• _RECORDED INFORMATION_
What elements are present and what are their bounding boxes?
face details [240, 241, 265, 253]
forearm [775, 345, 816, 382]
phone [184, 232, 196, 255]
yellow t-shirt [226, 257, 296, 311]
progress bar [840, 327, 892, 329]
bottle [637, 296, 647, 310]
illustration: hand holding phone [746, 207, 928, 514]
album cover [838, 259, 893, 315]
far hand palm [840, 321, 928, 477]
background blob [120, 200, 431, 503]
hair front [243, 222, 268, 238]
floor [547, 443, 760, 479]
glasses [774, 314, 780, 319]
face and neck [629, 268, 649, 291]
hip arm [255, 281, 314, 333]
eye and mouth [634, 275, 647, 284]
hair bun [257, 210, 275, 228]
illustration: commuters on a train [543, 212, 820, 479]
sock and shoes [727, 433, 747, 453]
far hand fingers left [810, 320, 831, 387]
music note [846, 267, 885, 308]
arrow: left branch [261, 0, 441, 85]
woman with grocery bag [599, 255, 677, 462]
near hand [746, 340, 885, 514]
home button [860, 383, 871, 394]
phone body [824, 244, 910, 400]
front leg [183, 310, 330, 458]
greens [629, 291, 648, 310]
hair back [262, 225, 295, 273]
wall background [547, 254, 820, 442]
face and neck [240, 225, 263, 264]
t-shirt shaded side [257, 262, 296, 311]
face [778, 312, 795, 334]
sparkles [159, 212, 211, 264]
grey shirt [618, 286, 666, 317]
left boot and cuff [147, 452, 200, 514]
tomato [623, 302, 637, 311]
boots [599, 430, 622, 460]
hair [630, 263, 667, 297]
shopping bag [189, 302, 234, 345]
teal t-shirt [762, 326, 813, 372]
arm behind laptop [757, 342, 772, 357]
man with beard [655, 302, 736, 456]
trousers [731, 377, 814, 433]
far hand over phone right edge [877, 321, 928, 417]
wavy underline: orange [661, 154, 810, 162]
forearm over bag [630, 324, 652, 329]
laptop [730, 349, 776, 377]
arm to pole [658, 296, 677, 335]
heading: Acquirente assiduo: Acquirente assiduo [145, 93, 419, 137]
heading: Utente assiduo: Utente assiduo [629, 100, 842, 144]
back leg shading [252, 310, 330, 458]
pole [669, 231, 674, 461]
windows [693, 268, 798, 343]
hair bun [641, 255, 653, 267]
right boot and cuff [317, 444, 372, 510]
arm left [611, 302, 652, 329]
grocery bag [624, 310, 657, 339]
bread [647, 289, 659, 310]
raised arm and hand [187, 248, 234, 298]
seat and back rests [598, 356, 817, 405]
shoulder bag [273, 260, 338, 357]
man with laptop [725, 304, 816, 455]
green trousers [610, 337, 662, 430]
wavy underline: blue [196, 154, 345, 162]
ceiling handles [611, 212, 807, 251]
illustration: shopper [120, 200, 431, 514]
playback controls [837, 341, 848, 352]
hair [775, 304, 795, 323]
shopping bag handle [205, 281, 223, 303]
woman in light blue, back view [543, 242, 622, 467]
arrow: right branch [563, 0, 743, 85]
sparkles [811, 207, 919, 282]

• _AIM OF THE EXERCISE_
Update the listing by replacing each occurrence of "hair bun" with "hair knot", and leave every other line and value unchanged.

• _COMPLETE OUTPUT_
What elements are present and what are their bounding boxes?
face details [240, 241, 265, 253]
forearm [775, 345, 816, 382]
phone [184, 232, 196, 255]
yellow t-shirt [226, 257, 296, 311]
progress bar [840, 327, 892, 329]
bottle [637, 296, 647, 310]
illustration: hand holding phone [746, 207, 928, 514]
album cover [838, 259, 893, 315]
far hand palm [840, 321, 928, 477]
background blob [120, 200, 431, 503]
hair front [243, 222, 268, 238]
floor [547, 443, 760, 479]
glasses [774, 314, 780, 319]
face and neck [629, 268, 649, 291]
hip arm [255, 281, 314, 333]
eye and mouth [634, 275, 647, 284]
hair knot [257, 210, 275, 228]
illustration: commuters on a train [543, 212, 820, 479]
sock and shoes [727, 433, 747, 453]
far hand fingers left [810, 320, 831, 387]
music note [846, 267, 885, 308]
arrow: left branch [261, 0, 441, 85]
woman with grocery bag [599, 255, 677, 462]
near hand [746, 340, 885, 514]
home button [860, 383, 871, 394]
phone body [824, 244, 910, 400]
front leg [183, 310, 330, 458]
greens [629, 291, 648, 310]
hair back [262, 225, 295, 273]
wall background [547, 254, 820, 442]
face and neck [240, 225, 263, 264]
t-shirt shaded side [257, 262, 296, 311]
face [778, 312, 795, 334]
sparkles [159, 212, 211, 264]
grey shirt [618, 286, 666, 317]
left boot and cuff [147, 452, 200, 514]
tomato [623, 302, 637, 311]
boots [599, 430, 622, 460]
hair [630, 263, 667, 297]
shopping bag [189, 302, 234, 345]
teal t-shirt [762, 326, 813, 372]
arm behind laptop [757, 342, 772, 357]
man with beard [655, 302, 736, 456]
trousers [731, 377, 814, 433]
far hand over phone right edge [877, 321, 928, 417]
wavy underline: orange [661, 154, 810, 162]
forearm over bag [630, 324, 652, 329]
laptop [730, 349, 776, 377]
arm to pole [658, 296, 677, 335]
heading: Acquirente assiduo: Acquirente assiduo [145, 93, 419, 137]
heading: Utente assiduo: Utente assiduo [629, 100, 842, 144]
back leg shading [252, 310, 330, 458]
pole [669, 231, 674, 461]
windows [693, 268, 798, 343]
hair knot [641, 255, 653, 267]
right boot and cuff [317, 444, 372, 510]
arm left [611, 302, 652, 329]
grocery bag [624, 310, 657, 339]
bread [647, 289, 659, 310]
raised arm and hand [187, 248, 234, 298]
seat and back rests [598, 356, 817, 405]
shoulder bag [273, 260, 338, 357]
man with laptop [725, 304, 816, 455]
green trousers [610, 337, 662, 430]
wavy underline: blue [196, 154, 345, 162]
ceiling handles [611, 212, 807, 251]
illustration: shopper [120, 200, 431, 514]
playback controls [837, 341, 848, 352]
hair [775, 304, 795, 323]
shopping bag handle [205, 281, 223, 303]
woman in light blue, back view [543, 242, 622, 467]
arrow: right branch [563, 0, 743, 85]
sparkles [811, 207, 919, 282]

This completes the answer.